## begin AVAILABLE DATA

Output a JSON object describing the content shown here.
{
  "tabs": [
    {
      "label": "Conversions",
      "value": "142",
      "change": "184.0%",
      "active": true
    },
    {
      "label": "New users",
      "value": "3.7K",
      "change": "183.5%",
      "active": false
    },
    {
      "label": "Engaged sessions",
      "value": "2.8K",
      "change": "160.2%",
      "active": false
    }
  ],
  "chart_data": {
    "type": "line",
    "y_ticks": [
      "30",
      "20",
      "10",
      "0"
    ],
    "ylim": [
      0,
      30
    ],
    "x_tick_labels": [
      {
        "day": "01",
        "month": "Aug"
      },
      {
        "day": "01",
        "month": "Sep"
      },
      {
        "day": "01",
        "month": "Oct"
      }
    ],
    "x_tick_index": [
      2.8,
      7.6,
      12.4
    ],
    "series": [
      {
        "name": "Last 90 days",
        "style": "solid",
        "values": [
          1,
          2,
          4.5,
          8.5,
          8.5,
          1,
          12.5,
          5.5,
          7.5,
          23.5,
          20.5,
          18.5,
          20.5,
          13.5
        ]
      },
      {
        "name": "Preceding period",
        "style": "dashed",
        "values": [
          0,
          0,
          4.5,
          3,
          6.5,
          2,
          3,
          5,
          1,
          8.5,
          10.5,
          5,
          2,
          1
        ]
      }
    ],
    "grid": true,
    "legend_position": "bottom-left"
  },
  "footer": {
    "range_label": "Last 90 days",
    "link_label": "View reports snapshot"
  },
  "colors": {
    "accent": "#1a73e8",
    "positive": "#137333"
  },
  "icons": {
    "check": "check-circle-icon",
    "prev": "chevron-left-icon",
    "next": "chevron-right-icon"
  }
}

## end AVAILABLE DATA
## begin AVAILABLE DATA

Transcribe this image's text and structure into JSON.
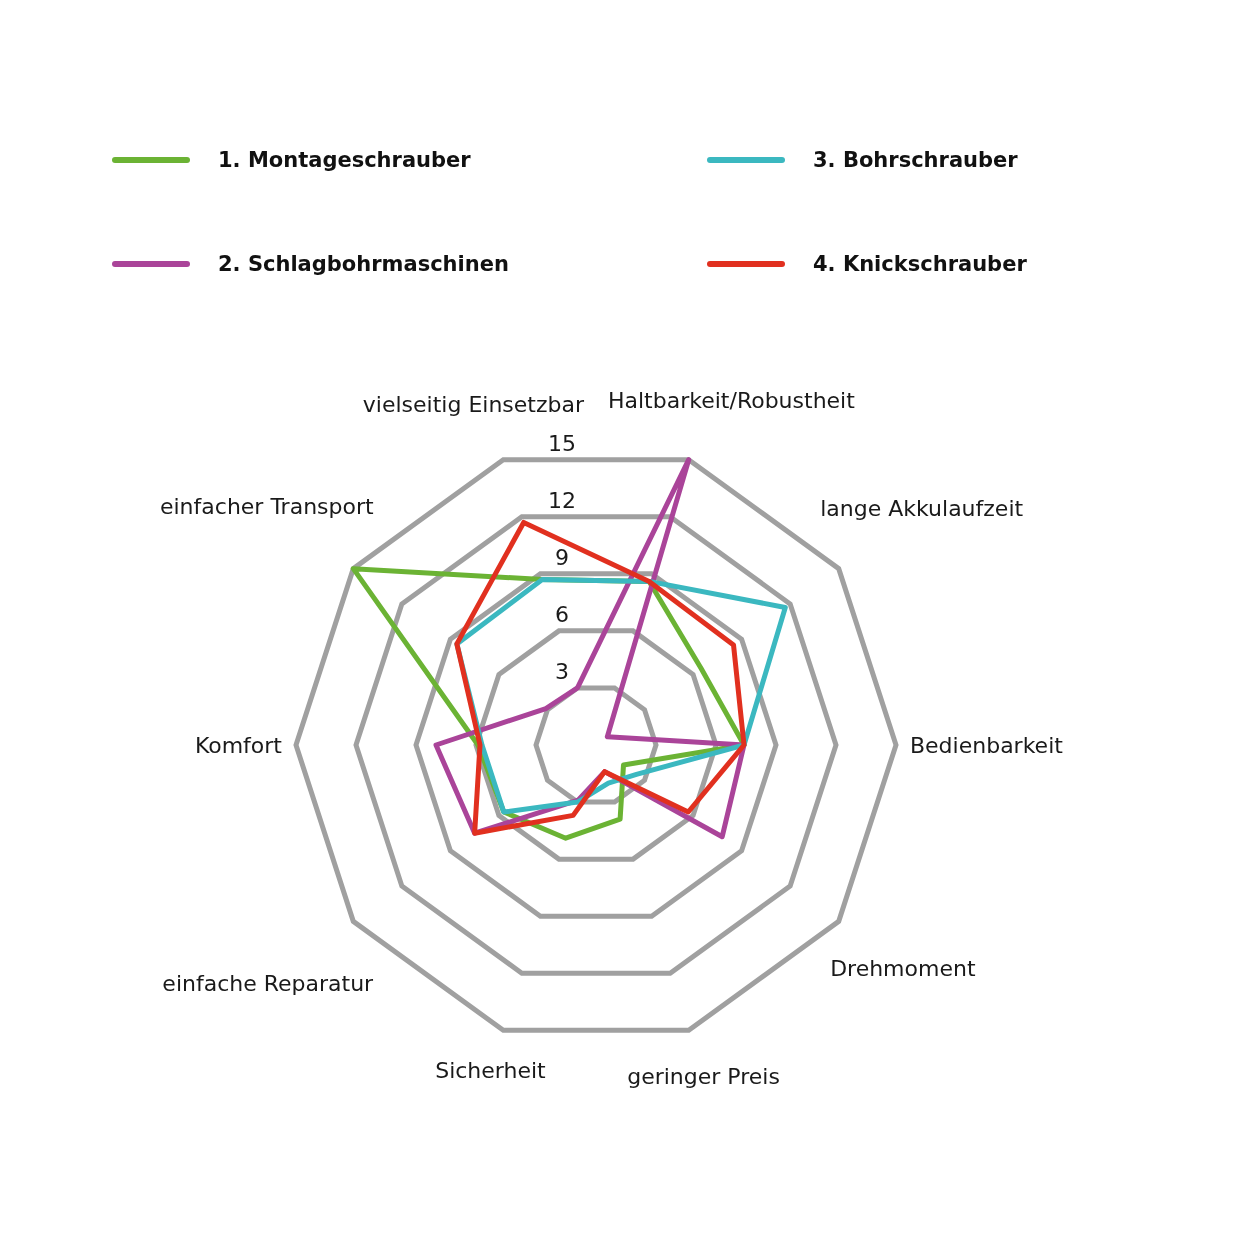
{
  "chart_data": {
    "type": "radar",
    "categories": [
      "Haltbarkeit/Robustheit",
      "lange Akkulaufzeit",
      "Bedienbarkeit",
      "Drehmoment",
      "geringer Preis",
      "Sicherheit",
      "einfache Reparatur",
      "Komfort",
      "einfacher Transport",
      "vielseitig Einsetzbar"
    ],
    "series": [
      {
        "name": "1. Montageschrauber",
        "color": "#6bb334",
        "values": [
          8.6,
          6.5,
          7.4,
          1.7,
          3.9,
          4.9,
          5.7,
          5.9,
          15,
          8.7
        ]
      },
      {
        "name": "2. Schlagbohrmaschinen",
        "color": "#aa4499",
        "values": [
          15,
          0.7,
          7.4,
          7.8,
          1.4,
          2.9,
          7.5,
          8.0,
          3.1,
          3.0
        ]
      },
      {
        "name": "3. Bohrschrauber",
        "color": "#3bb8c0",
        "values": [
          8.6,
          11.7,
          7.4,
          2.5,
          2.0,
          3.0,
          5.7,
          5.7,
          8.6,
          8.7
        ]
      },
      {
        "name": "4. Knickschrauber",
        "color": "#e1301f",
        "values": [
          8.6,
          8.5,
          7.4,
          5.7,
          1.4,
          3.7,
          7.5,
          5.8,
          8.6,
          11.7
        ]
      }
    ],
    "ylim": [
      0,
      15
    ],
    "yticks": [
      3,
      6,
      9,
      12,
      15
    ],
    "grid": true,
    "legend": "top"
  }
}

## end AVAILABLE DATA
## begin AVAILABLE DATA

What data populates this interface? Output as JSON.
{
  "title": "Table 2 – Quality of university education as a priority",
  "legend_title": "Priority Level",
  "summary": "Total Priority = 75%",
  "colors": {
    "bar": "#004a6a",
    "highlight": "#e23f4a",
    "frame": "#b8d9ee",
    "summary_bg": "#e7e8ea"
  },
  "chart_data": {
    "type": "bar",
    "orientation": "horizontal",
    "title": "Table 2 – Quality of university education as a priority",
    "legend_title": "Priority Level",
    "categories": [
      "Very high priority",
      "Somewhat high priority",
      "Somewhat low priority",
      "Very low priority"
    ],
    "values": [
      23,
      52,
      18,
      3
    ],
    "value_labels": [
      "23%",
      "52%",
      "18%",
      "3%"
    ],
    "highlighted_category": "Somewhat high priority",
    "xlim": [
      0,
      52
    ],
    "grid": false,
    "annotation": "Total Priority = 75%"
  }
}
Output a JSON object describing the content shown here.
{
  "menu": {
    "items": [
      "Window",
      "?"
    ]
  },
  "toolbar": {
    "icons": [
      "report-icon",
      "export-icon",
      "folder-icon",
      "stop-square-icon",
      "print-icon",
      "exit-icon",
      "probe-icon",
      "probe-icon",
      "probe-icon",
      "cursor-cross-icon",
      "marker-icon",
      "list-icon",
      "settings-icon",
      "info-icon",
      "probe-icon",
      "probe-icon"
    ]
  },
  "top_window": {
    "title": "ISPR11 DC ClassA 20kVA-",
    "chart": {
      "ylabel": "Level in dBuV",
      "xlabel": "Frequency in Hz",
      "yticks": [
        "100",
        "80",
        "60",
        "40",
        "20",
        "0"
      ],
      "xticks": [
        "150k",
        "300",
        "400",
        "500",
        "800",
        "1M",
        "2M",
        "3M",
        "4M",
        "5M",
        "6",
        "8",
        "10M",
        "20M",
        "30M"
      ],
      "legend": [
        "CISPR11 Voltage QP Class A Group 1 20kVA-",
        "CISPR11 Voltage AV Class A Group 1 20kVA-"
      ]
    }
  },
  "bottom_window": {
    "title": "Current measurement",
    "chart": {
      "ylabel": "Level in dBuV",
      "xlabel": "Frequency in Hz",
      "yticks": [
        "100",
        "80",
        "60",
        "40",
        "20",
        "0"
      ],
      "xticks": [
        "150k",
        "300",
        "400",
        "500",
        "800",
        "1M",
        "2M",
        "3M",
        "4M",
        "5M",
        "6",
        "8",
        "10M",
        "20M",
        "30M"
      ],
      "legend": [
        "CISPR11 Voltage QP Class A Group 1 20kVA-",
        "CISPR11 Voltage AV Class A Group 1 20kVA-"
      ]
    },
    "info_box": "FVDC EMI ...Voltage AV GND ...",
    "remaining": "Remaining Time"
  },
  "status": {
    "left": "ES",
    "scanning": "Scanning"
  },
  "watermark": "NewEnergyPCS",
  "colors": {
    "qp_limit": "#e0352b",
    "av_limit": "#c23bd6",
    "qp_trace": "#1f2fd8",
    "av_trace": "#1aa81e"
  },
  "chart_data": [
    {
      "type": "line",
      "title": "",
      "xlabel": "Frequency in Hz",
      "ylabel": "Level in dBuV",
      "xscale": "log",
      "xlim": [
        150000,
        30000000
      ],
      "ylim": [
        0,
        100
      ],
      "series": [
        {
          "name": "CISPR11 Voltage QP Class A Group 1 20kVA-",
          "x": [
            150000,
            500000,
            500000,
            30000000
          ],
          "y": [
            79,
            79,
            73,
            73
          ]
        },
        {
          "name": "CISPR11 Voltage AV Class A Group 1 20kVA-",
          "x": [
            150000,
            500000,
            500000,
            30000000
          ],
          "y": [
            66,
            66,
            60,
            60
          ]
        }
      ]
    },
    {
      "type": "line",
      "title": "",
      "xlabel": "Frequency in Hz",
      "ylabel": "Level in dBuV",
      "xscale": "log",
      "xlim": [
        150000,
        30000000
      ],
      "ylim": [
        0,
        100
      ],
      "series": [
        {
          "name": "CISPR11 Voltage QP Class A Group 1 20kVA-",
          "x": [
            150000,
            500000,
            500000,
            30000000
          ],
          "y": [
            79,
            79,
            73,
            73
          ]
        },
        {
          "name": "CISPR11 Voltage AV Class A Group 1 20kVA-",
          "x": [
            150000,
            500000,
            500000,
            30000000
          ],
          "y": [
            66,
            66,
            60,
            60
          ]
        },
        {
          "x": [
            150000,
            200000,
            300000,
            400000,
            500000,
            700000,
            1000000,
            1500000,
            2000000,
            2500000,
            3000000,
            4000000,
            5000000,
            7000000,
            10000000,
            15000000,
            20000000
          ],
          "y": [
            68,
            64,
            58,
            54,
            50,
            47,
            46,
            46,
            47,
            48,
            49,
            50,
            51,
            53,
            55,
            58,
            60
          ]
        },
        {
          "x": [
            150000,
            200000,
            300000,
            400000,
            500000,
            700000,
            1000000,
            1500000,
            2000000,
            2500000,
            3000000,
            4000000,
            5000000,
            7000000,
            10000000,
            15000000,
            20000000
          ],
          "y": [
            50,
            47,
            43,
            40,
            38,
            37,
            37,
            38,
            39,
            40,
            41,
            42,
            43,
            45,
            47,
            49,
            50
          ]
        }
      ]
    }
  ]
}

## end AVAILABLE DATA

- THE REQUEST:
Single out each line of the records above with the string "Total" in it, and copy it.

- TASK OUTPUT:
  "summary": "Total Priority = 75%",
    "annotation": "Total Priority = 75%"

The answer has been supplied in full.